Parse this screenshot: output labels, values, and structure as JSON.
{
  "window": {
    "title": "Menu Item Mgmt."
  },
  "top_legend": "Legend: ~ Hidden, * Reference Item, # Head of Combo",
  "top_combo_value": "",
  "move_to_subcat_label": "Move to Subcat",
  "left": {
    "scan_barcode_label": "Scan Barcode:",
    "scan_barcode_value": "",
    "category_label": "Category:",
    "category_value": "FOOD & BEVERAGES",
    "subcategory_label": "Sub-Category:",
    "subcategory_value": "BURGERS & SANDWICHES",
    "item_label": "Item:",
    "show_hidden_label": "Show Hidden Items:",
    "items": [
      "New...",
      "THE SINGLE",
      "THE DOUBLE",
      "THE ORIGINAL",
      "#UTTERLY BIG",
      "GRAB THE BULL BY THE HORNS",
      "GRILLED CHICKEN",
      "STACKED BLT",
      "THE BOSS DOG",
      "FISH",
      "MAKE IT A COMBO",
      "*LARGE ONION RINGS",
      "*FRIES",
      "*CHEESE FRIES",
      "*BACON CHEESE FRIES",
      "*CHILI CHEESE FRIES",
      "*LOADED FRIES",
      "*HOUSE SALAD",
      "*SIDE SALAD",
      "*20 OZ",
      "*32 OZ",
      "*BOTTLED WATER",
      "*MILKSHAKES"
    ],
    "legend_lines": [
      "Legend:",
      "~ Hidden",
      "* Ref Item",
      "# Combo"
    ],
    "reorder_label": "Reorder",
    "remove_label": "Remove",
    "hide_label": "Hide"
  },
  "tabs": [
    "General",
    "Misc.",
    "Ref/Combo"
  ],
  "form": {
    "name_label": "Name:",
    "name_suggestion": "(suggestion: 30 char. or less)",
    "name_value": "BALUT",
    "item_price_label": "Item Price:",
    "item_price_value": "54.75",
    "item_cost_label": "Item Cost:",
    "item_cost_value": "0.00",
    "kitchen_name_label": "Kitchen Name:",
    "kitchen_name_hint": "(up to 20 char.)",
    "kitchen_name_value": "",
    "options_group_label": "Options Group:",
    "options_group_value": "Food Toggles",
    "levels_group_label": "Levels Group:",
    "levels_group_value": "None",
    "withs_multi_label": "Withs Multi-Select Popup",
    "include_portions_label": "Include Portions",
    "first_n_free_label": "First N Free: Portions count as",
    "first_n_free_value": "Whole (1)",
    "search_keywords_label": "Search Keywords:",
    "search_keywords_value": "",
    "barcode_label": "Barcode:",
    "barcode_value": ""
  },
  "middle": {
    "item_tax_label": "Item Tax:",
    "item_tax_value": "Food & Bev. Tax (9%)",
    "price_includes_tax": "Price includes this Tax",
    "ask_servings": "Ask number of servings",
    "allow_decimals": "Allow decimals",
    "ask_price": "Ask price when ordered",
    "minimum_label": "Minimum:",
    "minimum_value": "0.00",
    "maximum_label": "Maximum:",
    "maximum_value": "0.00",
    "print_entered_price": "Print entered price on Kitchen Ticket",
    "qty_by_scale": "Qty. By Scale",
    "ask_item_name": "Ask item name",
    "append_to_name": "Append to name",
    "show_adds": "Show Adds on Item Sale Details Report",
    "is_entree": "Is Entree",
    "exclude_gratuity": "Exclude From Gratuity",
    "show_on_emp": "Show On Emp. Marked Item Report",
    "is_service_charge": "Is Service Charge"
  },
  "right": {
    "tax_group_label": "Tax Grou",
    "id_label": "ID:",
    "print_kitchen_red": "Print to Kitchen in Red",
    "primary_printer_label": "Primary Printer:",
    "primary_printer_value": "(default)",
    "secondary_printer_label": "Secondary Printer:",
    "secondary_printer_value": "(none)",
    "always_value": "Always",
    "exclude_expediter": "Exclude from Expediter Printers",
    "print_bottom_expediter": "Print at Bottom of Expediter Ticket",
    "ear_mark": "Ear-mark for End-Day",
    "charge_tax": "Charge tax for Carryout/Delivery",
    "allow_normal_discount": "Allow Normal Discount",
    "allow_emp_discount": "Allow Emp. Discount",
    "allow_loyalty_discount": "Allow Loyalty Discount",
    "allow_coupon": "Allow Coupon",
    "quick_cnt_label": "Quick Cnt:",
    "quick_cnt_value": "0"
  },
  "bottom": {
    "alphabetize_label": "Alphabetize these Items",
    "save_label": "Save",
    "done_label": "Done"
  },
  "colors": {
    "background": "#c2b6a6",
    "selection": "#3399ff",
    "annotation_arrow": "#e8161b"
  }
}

**********

• **Your instructions**
The entries above must be returned in full, exactly as shown.

• **Solution for this task**
Parse this screenshot: output labels, values, and structure as JSON.
{
  "window": {
    "title": "Menu Item Mgmt."
  },
  "top_legend": "Legend: ~ Hidden, * Reference Item, # Head of Combo",
  "top_combo_value": "",
  "move_to_subcat_label": "Move to Subcat",
  "left": {
    "scan_barcode_label": "Scan Barcode:",
    "scan_barcode_value": "",
    "category_label": "Category:",
    "category_value": "FOOD & BEVERAGES",
    "subcategory_label": "Sub-Category:",
    "subcategory_value": "BURGERS & SANDWICHES",
    "item_label": "Item:",
    "show_hidden_label": "Show Hidden Items:",
    "items": [
      "New...",
      "THE SINGLE",
      "THE DOUBLE",
      "THE ORIGINAL",
      "#UTTERLY BIG",
      "GRAB THE BULL BY THE HORNS",
      "GRILLED CHICKEN",
      "STACKED BLT",
      "THE BOSS DOG",
      "FISH",
      "MAKE IT A COMBO",
      "*LARGE ONION RINGS",
      "*FRIES",
      "*CHEESE FRIES",
      "*BACON CHEESE FRIES",
      "*CHILI CHEESE FRIES",
      "*LOADED FRIES",
      "*HOUSE SALAD",
      "*SIDE SALAD",
      "*20 OZ",
      "*32 OZ",
      "*BOTTLED WATER",
      "*MILKSHAKES"
    ],
    "legend_lines": [
      "Legend:",
      "~ Hidden",
      "* Ref Item",
      "# Combo"
    ],
    "reorder_label": "Reorder",
    "remove_label": "Remove",
    "hide_label": "Hide"
  },
  "tabs": [
    "General",
    "Misc.",
    "Ref/Combo"
  ],
  "form": {
    "name_label": "Name:",
    "name_suggestion": "(suggestion: 30 char. or less)",
    "name_value": "BALUT",
    "item_price_label": "Item Price:",
    "item_price_value": "54.75",
    "item_cost_label": "Item Cost:",
    "item_cost_value": "0.00",
    "kitchen_name_label": "Kitchen Name:",
    "kitchen_name_hint": "(up to 20 char.)",
    "kitchen_name_value": "",
    "options_group_label": "Options Group:",
    "options_group_value": "Food Toggles",
    "levels_group_label": "Levels Group:",
    "levels_group_value": "None",
    "withs_multi_label": "Withs Multi-Select Popup",
    "include_portions_label": "Include Portions",
    "first_n_free_label": "First N Free: Portions count as",
    "first_n_free_value": "Whole (1)",
    "search_keywords_label": "Search Keywords:",
    "search_keywords_value": "",
    "barcode_label": "Barcode:",
    "barcode_value": ""
  },
  "middle": {
    "item_tax_label": "Item Tax:",
    "item_tax_value": "Food & Bev. Tax (9%)",
    "price_includes_tax": "Price includes this Tax",
    "ask_servings": "Ask number of servings",
    "allow_decimals": "Allow decimals",
    "ask_price": "Ask price when ordered",
    "minimum_label": "Minimum:",
    "minimum_value": "0.00",
    "maximum_label": "Maximum:",
    "maximum_value": "0.00",
    "print_entered_price": "Print entered price on Kitchen Ticket",
    "qty_by_scale": "Qty. By Scale",
    "ask_item_name": "Ask item name",
    "append_to_name": "Append to name",
    "show_adds": "Show Adds on Item Sale Details Report",
    "is_entree": "Is Entree",
    "exclude_gratuity": "Exclude From Gratuity",
    "show_on_emp": "Show On Emp. Marked Item Report",
    "is_service_charge": "Is Service Charge"
  },
  "right": {
    "tax_group_label": "Tax Grou",
    "id_label": "ID:",
    "print_kitchen_red": "Print to Kitchen in Red",
    "primary_printer_label": "Primary Printer:",
    "primary_printer_value": "(default)",
    "secondary_printer_label": "Secondary Printer:",
    "secondary_printer_value": "(none)",
    "always_value": "Always",
    "exclude_expediter": "Exclude from Expediter Printers",
    "print_bottom_expediter": "Print at Bottom of Expediter Ticket",
    "ear_mark": "Ear-mark for End-Day",
    "charge_tax": "Charge tax for Carryout/Delivery",
    "allow_normal_discount": "Allow Normal Discount",
    "allow_emp_discount": "Allow Emp. Discount",
    "allow_loyalty_discount": "Allow Loyalty Discount",
    "allow_coupon": "Allow Coupon",
    "quick_cnt_label": "Quick Cnt:",
    "quick_cnt_value": "0"
  },
  "bottom": {
    "alphabetize_label": "Alphabetize these Items",
    "save_label": "Save",
    "done_label": "Done"
  },
  "colors": {
    "background": "#c2b6a6",
    "selection": "#3399ff",
    "annotation_arrow": "#e8161b"
  }
}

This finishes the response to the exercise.